• [Página]:
De Inverno Comunicação

Jornal do Estado/ Bem Paraná


Jards e Maria Alcina prestam sua reverência ao Kid Morangueira (foto: Divulgação)

Maria Alcina e Jards Macalé se encontram pela primeira vez no palco em Curitiba, em projeto que homenageia Moreira da Silva, no Teatro da Caixa

Adriane Perin

Nove e meia de uma sexta-feira não é lá um horário dos mais apropriados para marcar uma entrevista com um músico. A não ser que seja para falar com Jards Anet da Silva, o Jards Macalé. “Sou um trabalhador”, diz com sua voz grave. Ele tampouco vai atrasar o outro encontro que tem marcado em Curitiba, este ao vivo no Teatro da Caixa, hoje. Com ninguém menos que Maria Alcina, revivida e pronta – como sempre esteve. Eles vão prestar reverência a um conhecido de todos, Antônio Moreira da Silva, o Kid Morengueira, ou ainda Moreira da Silva, amigo de Macalé, que com Maria Alcina dividiu palco. O espetáculo itinerante “Homenagem ao Malandro” começa aqui e depois vai para São Paulo, Rio de Janeiro e Distrito Federal.
Para Macalé, amicíssimo de Moreira da Silva, é uma “junção quase que obvia, porque comecei a tocar com ele no Projeto Seis e Meia no Rio. E a Maria Alcina também fez parceria com ele em algum momento”. “É a primeira vez que estaremos junto no palco e sob as bençãos de Moreira da Silva, que uniu a gente de certa forma. Estou fazendo uma preparação com o Sergio Arara, que vai me acompanhar no violão. Temos conversado e organizado tudo com o Macalé pois teremos alguns números juntos também”, completa ela. “É uma preparação difícil porque o material do Moreira é bem incomum, muito personificado. Para eu cantar, preciso observar detalhes, arranjos, porque ele foi muito único e em sua obra, a toda hora a gente encontra abertura”, pondera a cantora que conheceu o autor de “Ghodan City” na época dos festivais da canção, nos anos 60 e 70, nos quais ambos se lançaram.

• [Tarefas a realizar]:
**a)** Na reportagem sobre o encontro de Jards Macalé e Maria Alcina em Curitiba, quem acompanhará Maria Alcina ao violão?
**b)** Dê prosseguimento à reportagem sobre o encontro de Jards Macalé e Maria Alcina, a partir da última frase apresentada.

• [Seção de dados]:
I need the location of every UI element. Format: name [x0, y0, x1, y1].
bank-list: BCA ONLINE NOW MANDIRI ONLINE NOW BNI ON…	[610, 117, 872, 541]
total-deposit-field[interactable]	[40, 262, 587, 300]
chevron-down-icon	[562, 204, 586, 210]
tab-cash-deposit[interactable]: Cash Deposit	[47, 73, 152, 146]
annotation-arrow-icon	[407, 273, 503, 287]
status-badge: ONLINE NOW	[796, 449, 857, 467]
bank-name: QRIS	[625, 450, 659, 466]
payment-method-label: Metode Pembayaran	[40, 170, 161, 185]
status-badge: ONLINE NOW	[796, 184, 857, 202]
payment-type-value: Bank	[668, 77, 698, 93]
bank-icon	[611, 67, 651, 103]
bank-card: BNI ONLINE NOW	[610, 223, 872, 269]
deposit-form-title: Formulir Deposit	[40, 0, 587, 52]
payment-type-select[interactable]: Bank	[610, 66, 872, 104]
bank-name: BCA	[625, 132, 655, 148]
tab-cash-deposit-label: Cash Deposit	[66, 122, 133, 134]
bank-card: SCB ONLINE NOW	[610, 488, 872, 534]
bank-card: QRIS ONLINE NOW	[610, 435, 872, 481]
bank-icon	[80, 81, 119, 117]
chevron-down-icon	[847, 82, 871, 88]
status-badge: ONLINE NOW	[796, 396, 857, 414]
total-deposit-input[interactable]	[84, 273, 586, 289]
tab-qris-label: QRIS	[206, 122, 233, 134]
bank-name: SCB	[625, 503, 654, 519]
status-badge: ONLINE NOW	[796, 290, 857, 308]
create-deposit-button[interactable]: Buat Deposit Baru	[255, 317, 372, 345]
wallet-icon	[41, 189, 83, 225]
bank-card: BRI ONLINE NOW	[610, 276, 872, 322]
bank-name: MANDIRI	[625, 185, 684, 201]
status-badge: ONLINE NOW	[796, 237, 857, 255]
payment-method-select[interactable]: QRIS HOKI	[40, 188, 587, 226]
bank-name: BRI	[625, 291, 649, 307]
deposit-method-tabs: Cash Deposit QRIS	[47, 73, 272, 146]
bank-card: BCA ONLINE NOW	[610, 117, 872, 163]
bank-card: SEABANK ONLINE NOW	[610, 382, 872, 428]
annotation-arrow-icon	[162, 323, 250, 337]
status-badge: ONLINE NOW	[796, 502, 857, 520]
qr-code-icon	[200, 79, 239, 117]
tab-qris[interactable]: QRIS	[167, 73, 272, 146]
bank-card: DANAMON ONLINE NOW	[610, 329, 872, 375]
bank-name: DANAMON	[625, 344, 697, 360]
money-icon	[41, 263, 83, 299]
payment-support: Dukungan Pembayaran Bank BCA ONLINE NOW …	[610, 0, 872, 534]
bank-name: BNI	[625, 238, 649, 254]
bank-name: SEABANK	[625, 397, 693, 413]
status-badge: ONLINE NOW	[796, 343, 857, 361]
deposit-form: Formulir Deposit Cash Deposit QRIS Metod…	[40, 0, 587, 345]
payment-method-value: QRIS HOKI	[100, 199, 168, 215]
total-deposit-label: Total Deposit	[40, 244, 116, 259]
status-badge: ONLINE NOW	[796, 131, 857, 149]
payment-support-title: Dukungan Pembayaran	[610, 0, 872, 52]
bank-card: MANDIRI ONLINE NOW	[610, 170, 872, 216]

• [Respostas]:
**a)** Sergio Arara.

**b)**
Começo — Macalé lembrou o projeto de Albino Pinheiro e Hermínio Bello de Carvalho, que convidava duplas para fazer shows especiais em um horário pouco usado do Teatro São Caetano, no Rio de Janeiro, em meados dos anos 70. “A imagem que ele tinha de mim era do menino de Gothan City, um rapaz cabeludo e barbudo, mas ali eu já estava com outra aparência. A empatia foi muito rápida”, conta Macalé, dono de uma carreira discográfica espaçada, mas que sempre que lança algo é um disco de valor. O mais recente, Macao, “ foi mais Macalé canta Moreira, pois é todo com repertório dele”, diz, sobre o lançamento da Biscoito Fino. Macalé é do tipo que faz várias coisas ao mesmo tempo. Vai compondo, “não tenho aquela pressão, só expressão”, diz. Sempre identificado como contestador por sua personalidade pouco afeita à facilidades musicais, já foi tido como maldito, termo que parece banido do vocabulário da nova geração de jornalistas, mas que já foi muito usado para definir artistas de personalidade “dispensados pelo mercadão”. Ele tem ciência do posto que lhe cabe. “Éramos contestadores até por provocação. Mas agora, digo que faço a diferença justamente por fazer a diferença diante de todas as coisas; por gostar do risco. Minha música já sai, não digo estranha, mas de uma forma em que para que ela apareça tive de me arriscar. Sempre foi assim”, pondera. Também se arriscou no cinema, teatro. “Agora por exemplo estou rodando o Cine Macalé, filme com trechos de filmes que fiz como ator ou músico – ou que assinei trilha sonora. No projeto em dvd eu interajo cantando ao vivo. O dois está saindo com novas informações, inclusive com super – 8 que fiz. Sempre gostei disso”, conta.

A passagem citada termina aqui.